Which lines in the records below contain the word "JSON"? Copy each one out.
----- EXERCISE INPUTS
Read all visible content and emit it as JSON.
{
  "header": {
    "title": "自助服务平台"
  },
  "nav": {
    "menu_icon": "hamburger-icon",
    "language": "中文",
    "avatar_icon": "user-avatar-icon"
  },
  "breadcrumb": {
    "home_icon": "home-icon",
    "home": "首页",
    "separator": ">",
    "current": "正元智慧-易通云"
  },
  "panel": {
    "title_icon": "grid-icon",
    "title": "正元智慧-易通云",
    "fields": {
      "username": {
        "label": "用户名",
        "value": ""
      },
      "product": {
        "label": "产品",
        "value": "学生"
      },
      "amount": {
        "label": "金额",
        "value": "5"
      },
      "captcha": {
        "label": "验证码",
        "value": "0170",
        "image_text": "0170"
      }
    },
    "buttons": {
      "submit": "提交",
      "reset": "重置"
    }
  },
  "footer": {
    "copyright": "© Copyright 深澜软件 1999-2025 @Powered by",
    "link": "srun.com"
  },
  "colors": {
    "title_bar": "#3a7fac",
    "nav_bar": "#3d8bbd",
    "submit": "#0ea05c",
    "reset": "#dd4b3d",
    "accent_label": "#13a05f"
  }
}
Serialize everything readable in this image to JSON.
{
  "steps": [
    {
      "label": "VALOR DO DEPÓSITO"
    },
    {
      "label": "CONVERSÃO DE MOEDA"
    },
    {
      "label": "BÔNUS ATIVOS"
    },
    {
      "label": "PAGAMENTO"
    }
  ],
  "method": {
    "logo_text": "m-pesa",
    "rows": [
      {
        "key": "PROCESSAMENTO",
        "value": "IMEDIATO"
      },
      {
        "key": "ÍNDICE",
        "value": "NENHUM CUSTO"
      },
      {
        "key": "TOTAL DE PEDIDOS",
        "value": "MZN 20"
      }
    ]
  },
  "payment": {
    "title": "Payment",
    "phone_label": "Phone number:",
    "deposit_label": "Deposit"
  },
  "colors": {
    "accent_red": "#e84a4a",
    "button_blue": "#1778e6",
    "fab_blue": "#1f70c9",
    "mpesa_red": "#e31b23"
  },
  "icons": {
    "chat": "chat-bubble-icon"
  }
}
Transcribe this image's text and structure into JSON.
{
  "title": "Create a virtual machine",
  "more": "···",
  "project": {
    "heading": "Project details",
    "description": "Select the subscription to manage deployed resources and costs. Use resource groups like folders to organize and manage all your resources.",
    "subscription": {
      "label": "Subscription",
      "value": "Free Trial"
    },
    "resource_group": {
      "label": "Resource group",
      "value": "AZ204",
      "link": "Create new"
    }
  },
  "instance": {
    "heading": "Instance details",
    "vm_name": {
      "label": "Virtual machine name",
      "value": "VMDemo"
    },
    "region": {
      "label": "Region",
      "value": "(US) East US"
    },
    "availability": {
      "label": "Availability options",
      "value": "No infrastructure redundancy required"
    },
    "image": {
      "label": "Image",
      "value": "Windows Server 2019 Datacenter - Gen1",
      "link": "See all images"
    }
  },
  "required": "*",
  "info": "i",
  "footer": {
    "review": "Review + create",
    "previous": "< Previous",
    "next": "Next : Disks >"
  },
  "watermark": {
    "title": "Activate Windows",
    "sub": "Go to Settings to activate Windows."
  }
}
----------
#### [OUTPUT OF THE EXERCISE]
Read all visible content and emit it as JSON.
Serialize everything readable in this image to JSON.
Transcribe this image's text and structure into JSON.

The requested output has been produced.